── Items
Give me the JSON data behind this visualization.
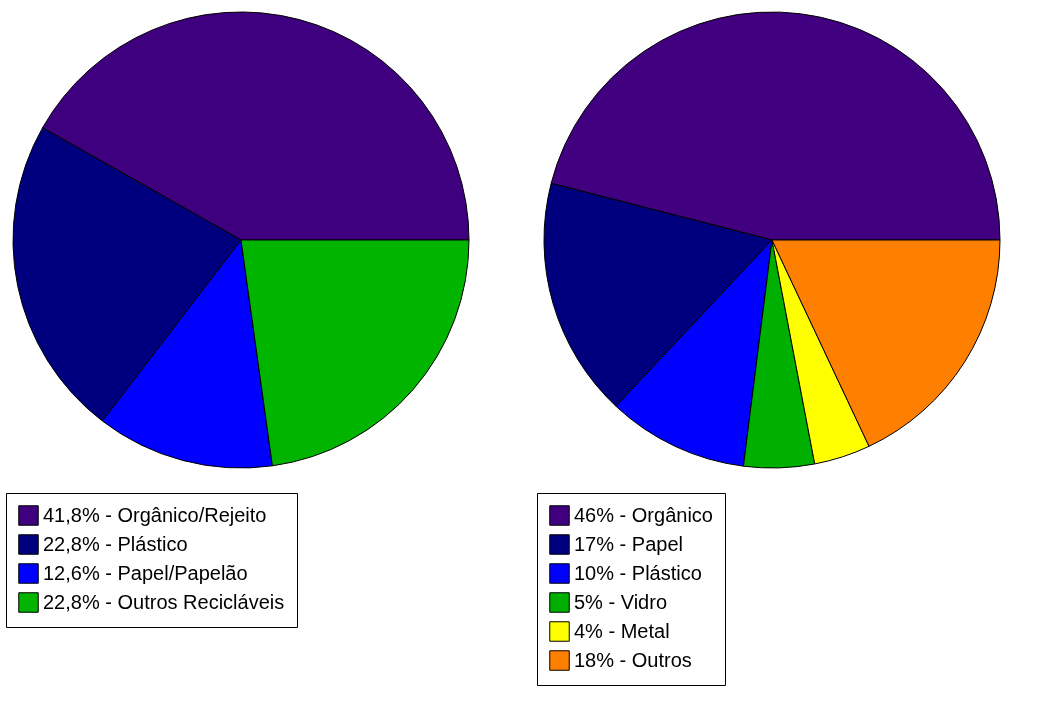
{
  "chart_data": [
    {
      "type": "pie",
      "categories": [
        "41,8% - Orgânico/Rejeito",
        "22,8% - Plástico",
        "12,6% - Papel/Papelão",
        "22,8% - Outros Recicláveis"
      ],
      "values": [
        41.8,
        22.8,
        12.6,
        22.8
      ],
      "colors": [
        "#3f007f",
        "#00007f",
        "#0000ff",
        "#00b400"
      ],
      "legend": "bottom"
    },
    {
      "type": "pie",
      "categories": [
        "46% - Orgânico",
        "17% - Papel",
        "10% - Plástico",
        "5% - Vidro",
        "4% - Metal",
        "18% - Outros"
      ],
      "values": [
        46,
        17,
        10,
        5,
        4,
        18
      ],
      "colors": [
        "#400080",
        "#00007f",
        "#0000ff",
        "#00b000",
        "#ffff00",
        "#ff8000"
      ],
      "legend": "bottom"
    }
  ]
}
────
── Items
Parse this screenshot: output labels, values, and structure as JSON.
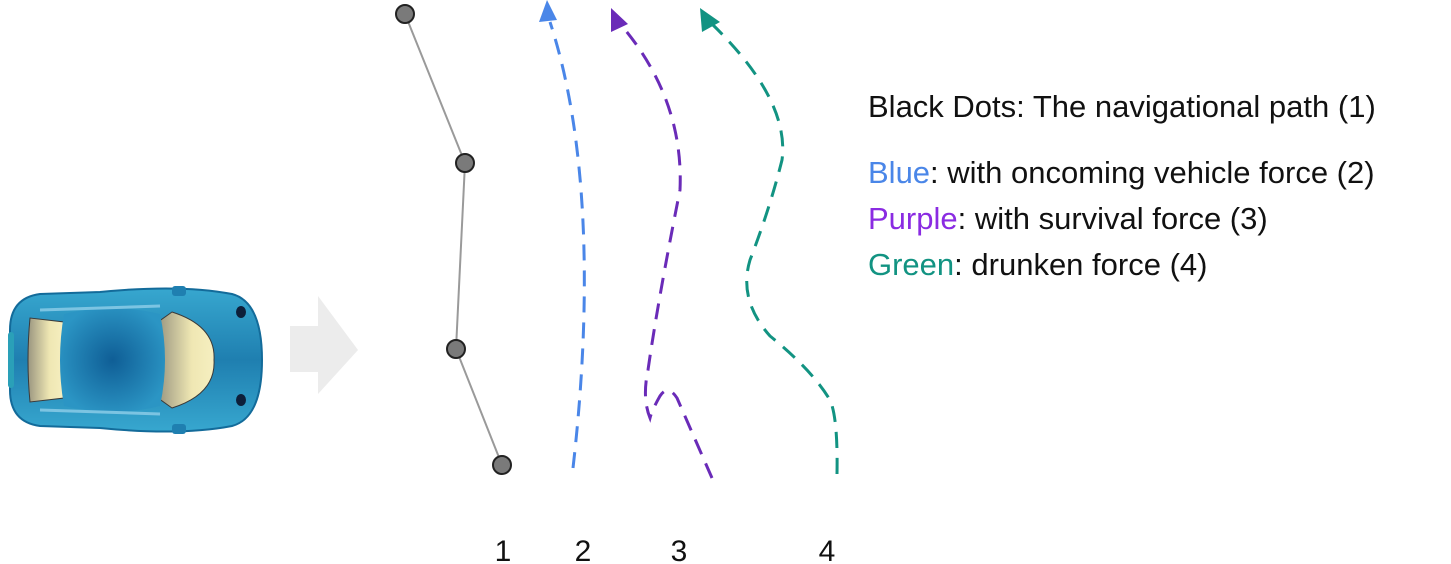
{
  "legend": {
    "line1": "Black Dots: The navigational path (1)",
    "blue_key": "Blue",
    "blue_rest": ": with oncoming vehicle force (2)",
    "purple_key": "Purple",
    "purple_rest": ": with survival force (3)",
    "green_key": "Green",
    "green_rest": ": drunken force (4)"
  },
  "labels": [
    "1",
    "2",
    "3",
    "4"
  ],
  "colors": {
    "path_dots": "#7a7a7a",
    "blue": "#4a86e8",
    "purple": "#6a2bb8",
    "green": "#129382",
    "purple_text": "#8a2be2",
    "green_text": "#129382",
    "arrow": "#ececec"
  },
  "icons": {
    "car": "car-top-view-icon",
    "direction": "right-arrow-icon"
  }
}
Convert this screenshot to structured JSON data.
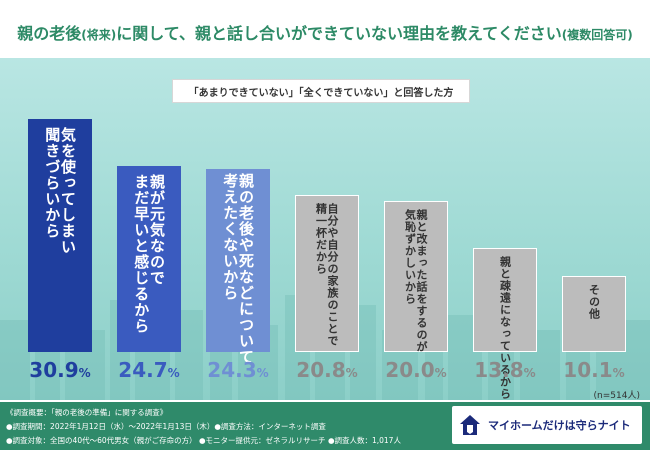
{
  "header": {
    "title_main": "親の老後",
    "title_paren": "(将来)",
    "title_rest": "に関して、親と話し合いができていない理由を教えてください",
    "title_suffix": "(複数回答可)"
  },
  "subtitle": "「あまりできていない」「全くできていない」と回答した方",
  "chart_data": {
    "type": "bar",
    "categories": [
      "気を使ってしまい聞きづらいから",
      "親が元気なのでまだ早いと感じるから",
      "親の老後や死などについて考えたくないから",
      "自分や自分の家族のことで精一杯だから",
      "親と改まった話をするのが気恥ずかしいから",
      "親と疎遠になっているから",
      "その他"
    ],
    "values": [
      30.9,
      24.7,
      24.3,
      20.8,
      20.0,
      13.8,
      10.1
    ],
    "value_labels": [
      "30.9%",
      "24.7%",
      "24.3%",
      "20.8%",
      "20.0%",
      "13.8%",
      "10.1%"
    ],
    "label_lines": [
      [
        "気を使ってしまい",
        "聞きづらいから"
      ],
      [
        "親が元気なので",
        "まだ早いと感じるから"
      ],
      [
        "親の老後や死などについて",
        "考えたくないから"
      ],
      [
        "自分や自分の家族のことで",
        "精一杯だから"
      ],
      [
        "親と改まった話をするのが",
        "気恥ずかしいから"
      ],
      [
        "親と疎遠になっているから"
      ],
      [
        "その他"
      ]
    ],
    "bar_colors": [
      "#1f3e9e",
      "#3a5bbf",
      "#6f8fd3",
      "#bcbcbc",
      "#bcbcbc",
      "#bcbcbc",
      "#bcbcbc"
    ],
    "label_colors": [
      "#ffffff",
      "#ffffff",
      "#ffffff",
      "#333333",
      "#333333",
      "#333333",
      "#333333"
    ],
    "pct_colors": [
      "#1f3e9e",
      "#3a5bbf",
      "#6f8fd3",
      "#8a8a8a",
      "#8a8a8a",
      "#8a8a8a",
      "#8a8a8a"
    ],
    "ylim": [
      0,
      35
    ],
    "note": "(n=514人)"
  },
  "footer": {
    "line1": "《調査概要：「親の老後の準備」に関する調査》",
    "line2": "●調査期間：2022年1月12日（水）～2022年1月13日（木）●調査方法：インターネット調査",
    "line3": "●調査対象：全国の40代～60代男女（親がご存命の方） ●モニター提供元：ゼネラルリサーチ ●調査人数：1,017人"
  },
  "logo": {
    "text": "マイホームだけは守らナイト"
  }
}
────
── Items
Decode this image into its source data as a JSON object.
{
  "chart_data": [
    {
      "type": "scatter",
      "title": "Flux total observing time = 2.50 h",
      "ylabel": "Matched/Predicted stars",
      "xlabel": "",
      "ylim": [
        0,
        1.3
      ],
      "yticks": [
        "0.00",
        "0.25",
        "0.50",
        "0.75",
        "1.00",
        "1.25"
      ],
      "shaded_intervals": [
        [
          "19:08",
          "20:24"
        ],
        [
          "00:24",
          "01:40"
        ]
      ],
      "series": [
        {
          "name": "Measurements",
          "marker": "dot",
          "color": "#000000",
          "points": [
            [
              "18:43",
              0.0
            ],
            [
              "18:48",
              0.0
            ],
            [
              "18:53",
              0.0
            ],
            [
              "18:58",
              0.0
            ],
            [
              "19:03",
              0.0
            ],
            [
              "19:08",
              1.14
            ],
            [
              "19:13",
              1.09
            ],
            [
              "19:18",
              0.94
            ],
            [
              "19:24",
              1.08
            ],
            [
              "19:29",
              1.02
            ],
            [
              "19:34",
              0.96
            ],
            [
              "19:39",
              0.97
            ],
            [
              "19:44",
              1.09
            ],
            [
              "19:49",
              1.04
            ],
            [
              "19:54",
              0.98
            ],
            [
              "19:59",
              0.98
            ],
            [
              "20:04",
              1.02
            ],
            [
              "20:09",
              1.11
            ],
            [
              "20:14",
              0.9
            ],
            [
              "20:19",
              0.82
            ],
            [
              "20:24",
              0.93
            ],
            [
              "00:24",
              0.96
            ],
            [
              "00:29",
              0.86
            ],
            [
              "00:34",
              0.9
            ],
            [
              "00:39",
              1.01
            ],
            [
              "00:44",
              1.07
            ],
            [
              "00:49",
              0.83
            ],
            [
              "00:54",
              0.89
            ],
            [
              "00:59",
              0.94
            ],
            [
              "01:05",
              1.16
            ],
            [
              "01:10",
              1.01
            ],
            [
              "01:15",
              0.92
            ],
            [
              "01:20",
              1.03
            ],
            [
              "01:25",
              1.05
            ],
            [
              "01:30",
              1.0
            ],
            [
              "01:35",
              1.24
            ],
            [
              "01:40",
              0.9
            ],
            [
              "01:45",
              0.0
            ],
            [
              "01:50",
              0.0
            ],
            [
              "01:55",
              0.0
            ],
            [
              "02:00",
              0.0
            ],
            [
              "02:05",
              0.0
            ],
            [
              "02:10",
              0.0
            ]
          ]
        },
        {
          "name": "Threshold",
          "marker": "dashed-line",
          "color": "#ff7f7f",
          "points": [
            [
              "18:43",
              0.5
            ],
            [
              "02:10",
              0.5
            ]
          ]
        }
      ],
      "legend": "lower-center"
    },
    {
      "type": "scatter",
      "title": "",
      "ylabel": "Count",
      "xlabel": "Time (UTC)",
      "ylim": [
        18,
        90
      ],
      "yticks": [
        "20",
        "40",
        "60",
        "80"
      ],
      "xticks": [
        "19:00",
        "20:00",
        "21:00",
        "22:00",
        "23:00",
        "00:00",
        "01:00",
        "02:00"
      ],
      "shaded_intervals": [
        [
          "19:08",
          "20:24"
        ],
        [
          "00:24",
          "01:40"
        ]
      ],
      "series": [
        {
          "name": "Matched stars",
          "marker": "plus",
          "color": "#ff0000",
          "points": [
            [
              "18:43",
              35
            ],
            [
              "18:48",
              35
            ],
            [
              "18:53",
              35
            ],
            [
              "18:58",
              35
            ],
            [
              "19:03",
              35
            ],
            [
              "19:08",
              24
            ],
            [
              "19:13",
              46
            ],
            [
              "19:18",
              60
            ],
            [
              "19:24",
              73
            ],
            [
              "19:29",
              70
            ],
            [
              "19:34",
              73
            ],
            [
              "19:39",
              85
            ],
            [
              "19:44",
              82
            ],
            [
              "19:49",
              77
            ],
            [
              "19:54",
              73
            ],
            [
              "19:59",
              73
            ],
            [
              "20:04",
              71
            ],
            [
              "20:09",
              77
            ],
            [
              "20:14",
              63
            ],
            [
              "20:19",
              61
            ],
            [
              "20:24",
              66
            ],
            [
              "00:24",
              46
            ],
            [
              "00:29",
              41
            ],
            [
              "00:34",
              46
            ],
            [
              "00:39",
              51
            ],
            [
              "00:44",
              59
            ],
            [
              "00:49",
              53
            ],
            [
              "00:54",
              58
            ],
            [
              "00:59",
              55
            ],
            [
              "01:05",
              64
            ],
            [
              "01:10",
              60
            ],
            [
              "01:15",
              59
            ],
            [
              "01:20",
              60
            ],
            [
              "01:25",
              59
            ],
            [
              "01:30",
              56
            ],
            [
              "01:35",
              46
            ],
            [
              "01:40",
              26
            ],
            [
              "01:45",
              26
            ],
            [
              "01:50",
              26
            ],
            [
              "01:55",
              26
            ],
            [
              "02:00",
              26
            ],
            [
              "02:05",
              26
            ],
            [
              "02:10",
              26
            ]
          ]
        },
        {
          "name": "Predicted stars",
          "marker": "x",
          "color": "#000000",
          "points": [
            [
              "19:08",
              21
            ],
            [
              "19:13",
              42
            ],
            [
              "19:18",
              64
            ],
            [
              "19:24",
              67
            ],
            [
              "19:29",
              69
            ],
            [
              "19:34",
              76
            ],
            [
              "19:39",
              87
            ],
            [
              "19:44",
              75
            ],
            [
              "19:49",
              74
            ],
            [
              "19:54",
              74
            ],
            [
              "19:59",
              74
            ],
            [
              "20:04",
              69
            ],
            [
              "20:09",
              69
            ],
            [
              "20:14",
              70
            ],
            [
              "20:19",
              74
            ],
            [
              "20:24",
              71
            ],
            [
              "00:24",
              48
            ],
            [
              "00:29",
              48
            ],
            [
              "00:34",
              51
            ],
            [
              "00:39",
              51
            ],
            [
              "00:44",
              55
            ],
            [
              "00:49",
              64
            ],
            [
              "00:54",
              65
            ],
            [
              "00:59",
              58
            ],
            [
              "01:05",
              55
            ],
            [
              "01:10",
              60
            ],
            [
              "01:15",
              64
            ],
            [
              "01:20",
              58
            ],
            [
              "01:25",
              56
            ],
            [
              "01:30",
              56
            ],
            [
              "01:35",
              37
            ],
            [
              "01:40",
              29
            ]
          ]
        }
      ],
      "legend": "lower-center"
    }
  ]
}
────
▶ Short exercise: Compute how many lines include the string "values", then give that number by itself.

▶ Result of this exercise: 4